(Stored data entries)
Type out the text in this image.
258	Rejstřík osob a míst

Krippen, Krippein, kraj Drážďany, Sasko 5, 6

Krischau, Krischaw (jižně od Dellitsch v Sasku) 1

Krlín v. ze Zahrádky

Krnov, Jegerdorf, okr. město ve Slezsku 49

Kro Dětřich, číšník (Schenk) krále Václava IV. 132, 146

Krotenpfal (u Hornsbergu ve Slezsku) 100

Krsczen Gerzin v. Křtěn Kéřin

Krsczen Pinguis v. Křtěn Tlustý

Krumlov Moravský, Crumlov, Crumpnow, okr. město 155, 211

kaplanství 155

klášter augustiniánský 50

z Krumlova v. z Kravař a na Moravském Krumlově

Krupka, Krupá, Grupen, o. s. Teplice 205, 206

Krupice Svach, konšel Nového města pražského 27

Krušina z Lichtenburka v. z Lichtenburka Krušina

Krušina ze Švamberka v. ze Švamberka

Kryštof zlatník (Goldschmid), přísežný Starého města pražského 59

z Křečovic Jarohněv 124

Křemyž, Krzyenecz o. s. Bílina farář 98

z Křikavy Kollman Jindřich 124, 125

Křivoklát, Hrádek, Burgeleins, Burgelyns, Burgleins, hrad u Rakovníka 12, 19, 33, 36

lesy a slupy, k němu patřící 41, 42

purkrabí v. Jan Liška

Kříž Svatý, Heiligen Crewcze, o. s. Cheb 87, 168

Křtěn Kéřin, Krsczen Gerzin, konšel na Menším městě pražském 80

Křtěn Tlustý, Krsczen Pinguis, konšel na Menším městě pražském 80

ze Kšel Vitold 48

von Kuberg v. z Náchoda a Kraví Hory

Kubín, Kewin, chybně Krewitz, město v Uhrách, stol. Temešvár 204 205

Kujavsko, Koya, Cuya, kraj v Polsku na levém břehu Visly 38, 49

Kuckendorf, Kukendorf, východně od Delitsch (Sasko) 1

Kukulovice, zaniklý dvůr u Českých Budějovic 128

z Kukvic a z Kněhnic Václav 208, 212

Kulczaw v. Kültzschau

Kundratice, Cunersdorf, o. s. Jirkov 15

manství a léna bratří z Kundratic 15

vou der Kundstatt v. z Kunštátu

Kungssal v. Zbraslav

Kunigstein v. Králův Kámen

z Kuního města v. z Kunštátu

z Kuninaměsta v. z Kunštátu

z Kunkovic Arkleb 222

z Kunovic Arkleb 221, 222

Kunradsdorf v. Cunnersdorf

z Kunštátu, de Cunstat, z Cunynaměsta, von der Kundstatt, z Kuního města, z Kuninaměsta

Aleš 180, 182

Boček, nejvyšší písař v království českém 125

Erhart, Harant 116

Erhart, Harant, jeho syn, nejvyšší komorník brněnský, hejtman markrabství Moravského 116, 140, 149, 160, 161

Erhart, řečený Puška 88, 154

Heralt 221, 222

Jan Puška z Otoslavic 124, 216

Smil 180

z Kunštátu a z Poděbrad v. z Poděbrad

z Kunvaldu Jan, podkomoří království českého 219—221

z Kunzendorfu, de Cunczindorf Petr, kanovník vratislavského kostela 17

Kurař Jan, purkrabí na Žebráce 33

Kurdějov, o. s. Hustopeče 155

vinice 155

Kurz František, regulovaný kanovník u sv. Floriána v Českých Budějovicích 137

• _The exercise_
From the records, copy every line that has the string "kraj" in it.

• _Exercise response_
Krippen, Krippein, kraj Drážďany, Sasko 5, 6
Kujavsko, Koya, Cuya, kraj v Polsku na levém břehu Visly 38, 49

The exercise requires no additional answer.